/---

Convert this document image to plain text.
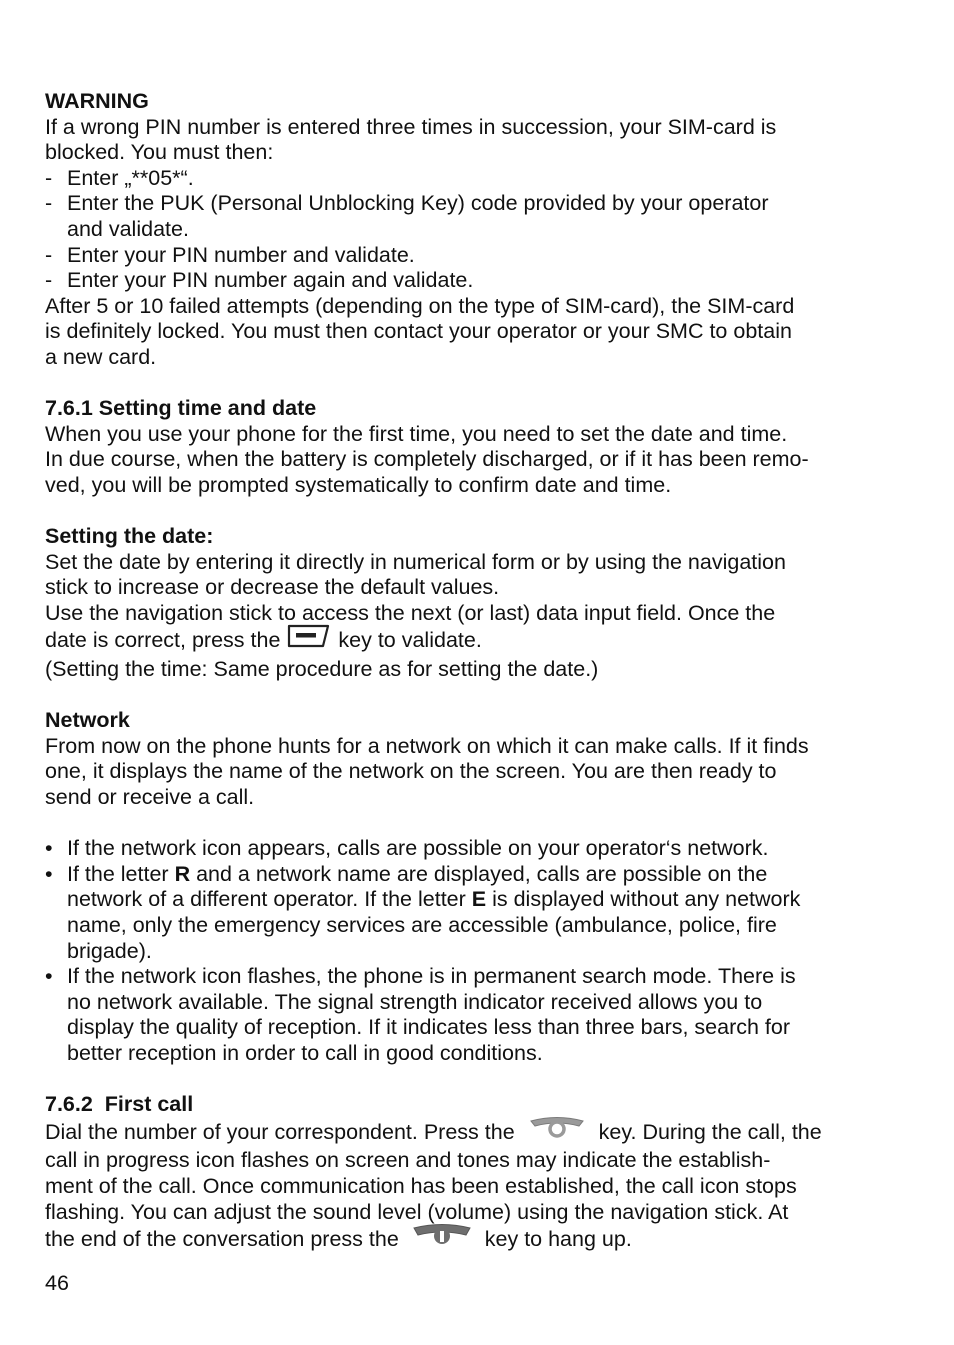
WARNING

If a wrong PIN number is entered three times in succession, your SIM-card is

blocked. You must then:

- Enter „**05*“.
- Enter the PUK (Personal Unblocking Key) code provided by your operator
and validate.
- Enter your PIN number and validate.
- Enter your PIN number again and validate.

After 5 or 10 failed attempts (depending on the type of SIM-card), the SIM-card

is definitely locked. You must then contact your operator or your SMC to obtain

a new card.

7.6.1 Setting time and date

When you use your phone for the first time, you need to set the date and time.

In due course, when the battery is completely discharged, or if it has been remo-

ved, you will be prompted systematically to confirm date and time.

Setting the date:

Set the date by entering it directly in numerical form or by using the navigation

stick to increase or decrease the default values.

Use the navigation stick to access the next (or last) data input field. Once the

date is correct, press the	key to validate.

(Setting the time: Same procedure as for setting the date.)

Network

From now on the phone hunts for a network on which it can make calls. If it finds

one, it displays the name of the network on the screen. You are then ready to

send or receive a call.

• If the network icon appears, calls are possible on your operator‘s network.
• If the letter R and a network name are displayed, calls are possible on the
network of a different operator. If the letter E is displayed without any network
name, only the emergency services are accessible (ambulance, police, fire
brigade).
• If the network icon flashes, the phone is in permanent search mode. There is
no network available. The signal strength indicator received allows you to
display the quality of reception. If it indicates less than three bars, search for
better reception in order to call in good conditions.

7.6.2  First call

Dial the number of your correspondent. Press the	key. During the call, the

call in progress icon flashes on screen and tones may indicate the establish-

ment of the call. Once communication has been established, the call icon stops

flashing. You can adjust the sound level (volume) using the navigation stick. At

the end of the conversation press the	key to hang up.

46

\---

— PROBLEM DETAILS —
Consider the entries above and return each line with the string "search".

— TASK RESULT —
• If the network icon flashes, the phone is in permanent search mode. There is
display the quality of reception. If it indicates less than three bars, search for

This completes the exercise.